▶ **Stored records**

------------------------------------

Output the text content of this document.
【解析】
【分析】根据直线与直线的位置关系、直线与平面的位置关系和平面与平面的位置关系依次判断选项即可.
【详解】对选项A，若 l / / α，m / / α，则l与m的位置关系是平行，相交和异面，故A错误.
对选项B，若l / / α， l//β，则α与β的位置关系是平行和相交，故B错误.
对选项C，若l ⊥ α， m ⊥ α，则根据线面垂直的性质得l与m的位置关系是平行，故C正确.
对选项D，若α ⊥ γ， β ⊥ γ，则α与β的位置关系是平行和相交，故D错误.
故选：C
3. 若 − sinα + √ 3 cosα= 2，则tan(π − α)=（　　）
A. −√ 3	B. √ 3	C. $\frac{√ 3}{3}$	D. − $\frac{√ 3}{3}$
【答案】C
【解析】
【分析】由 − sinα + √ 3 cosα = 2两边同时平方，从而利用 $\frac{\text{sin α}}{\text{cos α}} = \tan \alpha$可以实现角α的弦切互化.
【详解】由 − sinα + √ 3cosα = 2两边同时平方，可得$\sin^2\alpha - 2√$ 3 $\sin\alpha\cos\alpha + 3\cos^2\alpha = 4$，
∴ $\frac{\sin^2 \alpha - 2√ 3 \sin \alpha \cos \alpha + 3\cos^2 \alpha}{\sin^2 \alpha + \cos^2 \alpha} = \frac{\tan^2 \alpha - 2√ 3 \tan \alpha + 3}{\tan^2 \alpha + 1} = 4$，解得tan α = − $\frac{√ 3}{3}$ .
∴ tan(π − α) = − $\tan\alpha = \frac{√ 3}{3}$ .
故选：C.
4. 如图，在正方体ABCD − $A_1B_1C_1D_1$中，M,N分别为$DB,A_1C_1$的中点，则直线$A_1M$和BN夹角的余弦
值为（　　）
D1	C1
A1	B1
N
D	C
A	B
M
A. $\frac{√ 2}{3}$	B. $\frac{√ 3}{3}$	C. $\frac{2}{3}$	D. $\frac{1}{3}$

------------------------------------

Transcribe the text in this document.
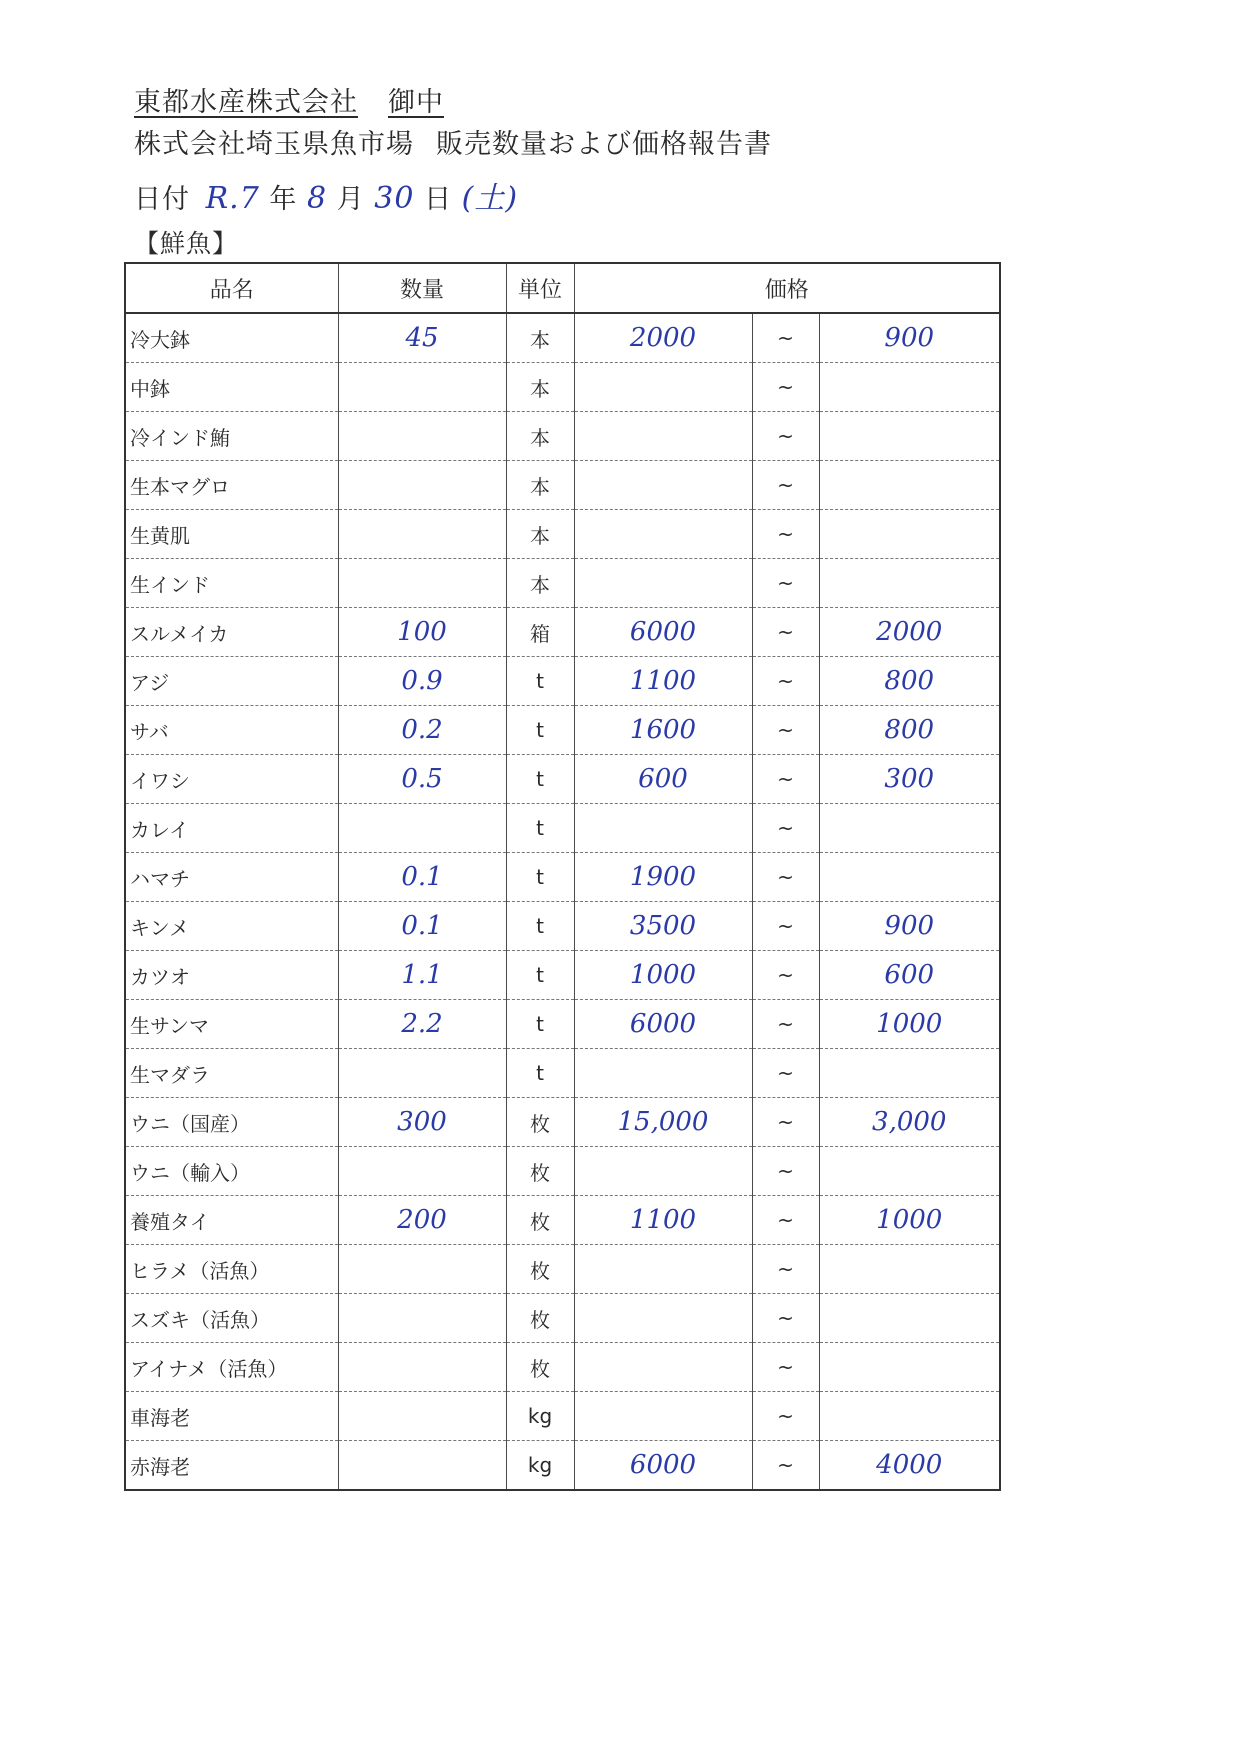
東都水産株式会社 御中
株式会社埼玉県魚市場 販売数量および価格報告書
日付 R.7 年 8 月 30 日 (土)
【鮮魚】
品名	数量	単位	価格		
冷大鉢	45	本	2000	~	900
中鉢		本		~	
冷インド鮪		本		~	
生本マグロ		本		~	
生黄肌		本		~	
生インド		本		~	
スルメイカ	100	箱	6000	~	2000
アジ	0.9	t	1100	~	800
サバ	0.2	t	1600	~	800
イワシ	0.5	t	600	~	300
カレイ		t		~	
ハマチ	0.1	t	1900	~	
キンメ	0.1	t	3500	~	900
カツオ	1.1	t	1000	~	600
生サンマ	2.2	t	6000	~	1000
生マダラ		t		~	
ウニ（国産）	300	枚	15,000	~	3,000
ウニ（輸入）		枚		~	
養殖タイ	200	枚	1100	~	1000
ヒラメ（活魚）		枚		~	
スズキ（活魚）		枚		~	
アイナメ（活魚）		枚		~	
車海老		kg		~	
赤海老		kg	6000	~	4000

------------------------------------

▶ **Objective**
Every line above that contains the word "alpha" should be reported.

▶ **Reply**
【分析】由 − sinα + √ 3 cosα = 2两边同时平方，从而利用 $\frac{\text{sin α}}{\text{cos α}} = \tan \alpha$可以实现角α的弦切互化.
【详解】由 − sinα + √ 3cosα = 2两边同时平方，可得$\sin^2\alpha - 2√$ 3 $\sin\alpha\cos\alpha + 3\cos^2\alpha = 4$，
∴ $\frac{\sin^2 \alpha - 2√ 3 \sin \alpha \cos \alpha + 3\cos^2 \alpha}{\sin^2 \alpha + \cos^2 \alpha} = \frac{\tan^2 \alpha - 2√ 3 \tan \alpha + 3}{\tan^2 \alpha + 1} = 4$，解得tan α = − $\frac{√ 3}{3}$ .
∴ tan(π − α) = − $\tan\alpha = \frac{√ 3}{3}$ .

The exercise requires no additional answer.